■ WHAT TO PRODUCE:
Wherever the word "terem" turns up in a line of the entries, copy that line.
··········
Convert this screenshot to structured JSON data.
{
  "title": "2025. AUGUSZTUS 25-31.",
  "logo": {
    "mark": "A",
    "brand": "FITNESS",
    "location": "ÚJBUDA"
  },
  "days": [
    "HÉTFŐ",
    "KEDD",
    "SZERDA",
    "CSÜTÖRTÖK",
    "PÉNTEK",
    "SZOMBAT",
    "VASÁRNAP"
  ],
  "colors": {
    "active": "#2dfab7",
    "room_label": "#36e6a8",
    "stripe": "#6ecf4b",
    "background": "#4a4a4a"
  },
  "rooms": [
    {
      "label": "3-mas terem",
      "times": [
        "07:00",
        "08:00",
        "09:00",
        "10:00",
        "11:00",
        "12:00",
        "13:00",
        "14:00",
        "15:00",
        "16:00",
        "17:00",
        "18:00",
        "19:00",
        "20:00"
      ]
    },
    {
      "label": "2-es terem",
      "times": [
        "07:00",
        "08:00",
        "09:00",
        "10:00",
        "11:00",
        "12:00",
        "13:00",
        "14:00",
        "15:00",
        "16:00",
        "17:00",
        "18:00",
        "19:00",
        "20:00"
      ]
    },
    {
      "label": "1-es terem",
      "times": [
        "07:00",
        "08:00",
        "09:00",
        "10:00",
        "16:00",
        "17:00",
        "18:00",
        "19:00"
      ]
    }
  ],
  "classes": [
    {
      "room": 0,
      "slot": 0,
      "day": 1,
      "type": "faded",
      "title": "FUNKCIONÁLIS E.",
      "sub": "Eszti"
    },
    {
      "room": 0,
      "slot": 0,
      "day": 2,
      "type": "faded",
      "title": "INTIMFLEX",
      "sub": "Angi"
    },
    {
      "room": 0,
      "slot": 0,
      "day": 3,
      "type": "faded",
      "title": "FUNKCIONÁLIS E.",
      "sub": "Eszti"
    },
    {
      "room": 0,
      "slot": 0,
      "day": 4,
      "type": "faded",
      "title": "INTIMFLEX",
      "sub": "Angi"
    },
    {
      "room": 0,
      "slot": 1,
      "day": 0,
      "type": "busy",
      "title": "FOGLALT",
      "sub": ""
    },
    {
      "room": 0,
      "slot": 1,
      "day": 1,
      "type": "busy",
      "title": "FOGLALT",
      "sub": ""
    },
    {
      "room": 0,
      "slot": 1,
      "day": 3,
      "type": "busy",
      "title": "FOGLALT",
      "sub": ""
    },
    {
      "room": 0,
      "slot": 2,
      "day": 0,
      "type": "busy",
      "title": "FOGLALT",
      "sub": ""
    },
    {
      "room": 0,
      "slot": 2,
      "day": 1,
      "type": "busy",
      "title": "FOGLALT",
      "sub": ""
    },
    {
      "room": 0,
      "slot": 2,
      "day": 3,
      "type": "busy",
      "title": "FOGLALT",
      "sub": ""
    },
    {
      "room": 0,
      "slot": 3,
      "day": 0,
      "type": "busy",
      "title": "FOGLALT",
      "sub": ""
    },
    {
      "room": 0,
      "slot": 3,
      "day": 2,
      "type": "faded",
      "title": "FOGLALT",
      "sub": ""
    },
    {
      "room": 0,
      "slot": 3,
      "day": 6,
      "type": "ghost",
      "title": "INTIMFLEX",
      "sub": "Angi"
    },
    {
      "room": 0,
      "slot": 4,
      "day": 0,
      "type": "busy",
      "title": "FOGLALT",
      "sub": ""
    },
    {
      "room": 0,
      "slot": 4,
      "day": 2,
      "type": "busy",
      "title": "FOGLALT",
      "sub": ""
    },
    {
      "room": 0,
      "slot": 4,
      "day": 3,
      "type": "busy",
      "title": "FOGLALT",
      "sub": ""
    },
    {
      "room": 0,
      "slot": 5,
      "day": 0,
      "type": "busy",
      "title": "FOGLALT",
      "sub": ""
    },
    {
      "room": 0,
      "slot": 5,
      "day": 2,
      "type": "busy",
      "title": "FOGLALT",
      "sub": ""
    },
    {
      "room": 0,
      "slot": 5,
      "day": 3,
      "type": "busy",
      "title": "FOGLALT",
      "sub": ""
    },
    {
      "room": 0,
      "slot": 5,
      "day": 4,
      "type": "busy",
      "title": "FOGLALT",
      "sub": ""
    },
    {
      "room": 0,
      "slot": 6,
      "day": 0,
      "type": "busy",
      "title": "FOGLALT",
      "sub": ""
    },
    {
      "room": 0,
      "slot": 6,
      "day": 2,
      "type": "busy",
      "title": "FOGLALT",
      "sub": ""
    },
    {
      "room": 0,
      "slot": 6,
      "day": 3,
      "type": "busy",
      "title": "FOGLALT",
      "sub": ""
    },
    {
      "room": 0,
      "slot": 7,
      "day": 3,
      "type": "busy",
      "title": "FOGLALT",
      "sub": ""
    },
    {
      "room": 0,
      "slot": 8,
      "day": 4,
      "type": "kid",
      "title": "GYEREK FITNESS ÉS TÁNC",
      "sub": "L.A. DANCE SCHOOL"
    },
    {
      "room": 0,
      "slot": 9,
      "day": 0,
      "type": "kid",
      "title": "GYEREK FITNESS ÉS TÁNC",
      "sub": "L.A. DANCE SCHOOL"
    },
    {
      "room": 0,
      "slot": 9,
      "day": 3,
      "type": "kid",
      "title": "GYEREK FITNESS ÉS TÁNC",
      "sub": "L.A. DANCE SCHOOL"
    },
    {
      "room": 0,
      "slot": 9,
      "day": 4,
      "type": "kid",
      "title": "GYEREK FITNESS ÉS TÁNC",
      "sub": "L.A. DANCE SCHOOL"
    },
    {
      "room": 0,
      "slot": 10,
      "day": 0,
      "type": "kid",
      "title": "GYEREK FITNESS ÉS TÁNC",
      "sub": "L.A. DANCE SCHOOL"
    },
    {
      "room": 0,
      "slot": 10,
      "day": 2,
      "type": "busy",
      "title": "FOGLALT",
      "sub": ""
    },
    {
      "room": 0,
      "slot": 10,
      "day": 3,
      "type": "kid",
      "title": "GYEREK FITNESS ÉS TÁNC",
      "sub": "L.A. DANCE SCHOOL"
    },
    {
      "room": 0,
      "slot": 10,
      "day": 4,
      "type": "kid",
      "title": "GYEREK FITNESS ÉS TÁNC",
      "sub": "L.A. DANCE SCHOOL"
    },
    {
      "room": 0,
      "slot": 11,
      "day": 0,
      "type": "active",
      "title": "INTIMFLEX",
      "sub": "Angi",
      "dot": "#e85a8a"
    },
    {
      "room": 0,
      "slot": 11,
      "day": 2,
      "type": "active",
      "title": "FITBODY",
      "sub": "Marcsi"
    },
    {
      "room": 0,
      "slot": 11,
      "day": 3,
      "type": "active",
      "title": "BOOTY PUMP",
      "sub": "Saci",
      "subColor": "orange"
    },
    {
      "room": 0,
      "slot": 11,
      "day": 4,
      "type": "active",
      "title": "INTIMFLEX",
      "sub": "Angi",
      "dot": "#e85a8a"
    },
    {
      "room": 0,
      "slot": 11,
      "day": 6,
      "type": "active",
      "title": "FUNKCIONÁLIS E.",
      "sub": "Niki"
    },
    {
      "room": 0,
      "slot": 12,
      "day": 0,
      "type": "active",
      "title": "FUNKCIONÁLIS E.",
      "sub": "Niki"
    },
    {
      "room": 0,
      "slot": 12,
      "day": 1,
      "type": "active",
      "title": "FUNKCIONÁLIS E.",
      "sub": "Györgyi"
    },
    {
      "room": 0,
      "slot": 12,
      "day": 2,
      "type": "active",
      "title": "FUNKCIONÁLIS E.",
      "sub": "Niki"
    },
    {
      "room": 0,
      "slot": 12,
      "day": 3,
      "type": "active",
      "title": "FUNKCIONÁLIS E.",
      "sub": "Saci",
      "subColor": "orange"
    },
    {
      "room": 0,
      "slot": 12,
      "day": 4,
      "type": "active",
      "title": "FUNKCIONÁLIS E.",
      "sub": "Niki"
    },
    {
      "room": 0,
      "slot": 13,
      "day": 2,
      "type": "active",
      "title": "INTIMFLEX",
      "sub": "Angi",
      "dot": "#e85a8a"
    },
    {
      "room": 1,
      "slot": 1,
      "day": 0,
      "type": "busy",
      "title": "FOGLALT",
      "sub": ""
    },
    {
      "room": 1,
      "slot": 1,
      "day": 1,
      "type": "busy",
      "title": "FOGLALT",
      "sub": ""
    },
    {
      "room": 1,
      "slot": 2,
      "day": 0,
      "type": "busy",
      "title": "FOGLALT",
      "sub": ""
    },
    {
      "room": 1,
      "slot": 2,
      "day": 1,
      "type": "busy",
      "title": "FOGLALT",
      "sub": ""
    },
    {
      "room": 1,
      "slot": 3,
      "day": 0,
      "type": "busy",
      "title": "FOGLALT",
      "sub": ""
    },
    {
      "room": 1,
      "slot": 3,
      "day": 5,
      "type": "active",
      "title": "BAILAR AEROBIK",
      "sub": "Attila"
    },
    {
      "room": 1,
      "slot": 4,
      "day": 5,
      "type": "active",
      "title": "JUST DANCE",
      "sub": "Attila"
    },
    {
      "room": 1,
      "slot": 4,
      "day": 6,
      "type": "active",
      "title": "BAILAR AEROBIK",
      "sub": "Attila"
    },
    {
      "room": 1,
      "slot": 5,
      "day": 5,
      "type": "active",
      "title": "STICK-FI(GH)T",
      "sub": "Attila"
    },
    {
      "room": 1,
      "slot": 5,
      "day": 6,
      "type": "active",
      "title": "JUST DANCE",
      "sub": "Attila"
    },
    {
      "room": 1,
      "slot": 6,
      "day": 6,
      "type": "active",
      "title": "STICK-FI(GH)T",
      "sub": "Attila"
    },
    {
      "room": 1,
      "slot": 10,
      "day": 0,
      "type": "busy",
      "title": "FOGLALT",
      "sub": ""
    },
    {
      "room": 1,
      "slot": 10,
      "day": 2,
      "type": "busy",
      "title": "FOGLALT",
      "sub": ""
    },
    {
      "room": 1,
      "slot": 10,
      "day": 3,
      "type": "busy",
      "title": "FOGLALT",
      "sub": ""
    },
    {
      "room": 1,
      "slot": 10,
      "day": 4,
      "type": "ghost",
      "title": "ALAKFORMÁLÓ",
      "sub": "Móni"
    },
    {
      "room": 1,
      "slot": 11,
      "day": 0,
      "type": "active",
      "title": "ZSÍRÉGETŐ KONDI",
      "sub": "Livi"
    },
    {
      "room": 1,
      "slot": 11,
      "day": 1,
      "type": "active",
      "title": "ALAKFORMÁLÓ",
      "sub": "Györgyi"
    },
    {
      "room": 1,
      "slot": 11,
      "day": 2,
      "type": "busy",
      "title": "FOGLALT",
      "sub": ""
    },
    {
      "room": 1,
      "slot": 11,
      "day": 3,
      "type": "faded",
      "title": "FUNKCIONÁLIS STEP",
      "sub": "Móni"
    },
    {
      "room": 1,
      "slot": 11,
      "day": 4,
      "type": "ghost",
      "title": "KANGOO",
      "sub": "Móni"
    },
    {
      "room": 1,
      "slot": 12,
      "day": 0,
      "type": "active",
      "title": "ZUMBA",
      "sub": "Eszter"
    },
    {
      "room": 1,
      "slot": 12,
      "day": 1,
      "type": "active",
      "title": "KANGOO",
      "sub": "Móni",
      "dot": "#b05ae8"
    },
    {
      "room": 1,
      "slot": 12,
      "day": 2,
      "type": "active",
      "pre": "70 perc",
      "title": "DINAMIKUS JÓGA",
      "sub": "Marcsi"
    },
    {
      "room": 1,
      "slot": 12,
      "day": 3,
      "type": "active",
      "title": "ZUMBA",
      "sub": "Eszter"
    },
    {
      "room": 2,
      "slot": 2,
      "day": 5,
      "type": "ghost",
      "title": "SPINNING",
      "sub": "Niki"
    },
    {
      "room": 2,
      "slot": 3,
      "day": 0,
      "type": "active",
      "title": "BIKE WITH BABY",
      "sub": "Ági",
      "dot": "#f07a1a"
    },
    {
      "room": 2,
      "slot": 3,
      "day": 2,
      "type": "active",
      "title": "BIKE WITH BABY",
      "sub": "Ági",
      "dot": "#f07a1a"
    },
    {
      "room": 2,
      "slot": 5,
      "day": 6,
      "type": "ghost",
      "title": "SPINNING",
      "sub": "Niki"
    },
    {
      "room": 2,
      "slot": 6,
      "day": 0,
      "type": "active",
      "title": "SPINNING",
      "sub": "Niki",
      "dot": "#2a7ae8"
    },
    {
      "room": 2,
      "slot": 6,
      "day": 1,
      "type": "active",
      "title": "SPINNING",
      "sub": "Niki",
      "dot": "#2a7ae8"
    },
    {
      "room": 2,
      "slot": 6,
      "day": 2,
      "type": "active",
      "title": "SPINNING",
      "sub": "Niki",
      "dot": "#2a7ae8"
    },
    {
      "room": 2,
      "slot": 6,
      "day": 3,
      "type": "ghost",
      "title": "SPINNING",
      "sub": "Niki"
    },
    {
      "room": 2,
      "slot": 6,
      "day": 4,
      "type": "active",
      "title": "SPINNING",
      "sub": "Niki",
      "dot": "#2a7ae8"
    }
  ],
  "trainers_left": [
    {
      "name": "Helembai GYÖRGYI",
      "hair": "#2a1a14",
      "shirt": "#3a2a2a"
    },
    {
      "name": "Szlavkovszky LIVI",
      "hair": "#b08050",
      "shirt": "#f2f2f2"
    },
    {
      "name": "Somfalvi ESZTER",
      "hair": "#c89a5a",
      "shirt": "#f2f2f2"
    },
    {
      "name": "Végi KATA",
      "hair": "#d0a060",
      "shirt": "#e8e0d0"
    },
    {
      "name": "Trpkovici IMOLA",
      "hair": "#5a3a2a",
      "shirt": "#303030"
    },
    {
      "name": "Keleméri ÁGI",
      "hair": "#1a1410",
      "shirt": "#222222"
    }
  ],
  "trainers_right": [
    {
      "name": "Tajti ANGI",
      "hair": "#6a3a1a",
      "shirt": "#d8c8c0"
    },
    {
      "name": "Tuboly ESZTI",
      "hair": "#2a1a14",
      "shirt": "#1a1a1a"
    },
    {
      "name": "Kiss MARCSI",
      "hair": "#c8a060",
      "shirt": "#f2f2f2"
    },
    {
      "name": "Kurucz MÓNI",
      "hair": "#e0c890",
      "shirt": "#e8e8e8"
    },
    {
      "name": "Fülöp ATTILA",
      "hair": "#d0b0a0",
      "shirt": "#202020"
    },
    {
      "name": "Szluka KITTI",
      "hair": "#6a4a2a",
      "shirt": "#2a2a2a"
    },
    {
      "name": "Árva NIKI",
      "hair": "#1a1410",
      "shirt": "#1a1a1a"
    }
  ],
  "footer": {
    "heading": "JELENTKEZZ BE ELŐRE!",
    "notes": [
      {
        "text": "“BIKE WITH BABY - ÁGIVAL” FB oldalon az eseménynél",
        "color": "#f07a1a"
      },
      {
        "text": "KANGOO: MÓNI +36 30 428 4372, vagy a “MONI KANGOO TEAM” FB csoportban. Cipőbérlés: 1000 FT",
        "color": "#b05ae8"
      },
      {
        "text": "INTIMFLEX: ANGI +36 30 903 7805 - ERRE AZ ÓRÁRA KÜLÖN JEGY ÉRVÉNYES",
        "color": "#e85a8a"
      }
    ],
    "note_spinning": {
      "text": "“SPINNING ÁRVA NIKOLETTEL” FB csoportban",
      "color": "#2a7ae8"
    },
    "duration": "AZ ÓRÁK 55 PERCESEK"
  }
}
··········
■ THE REPLY:
      "label": "3-mas terem",
      "label": "2-es terem",
      "label": "1-es terem",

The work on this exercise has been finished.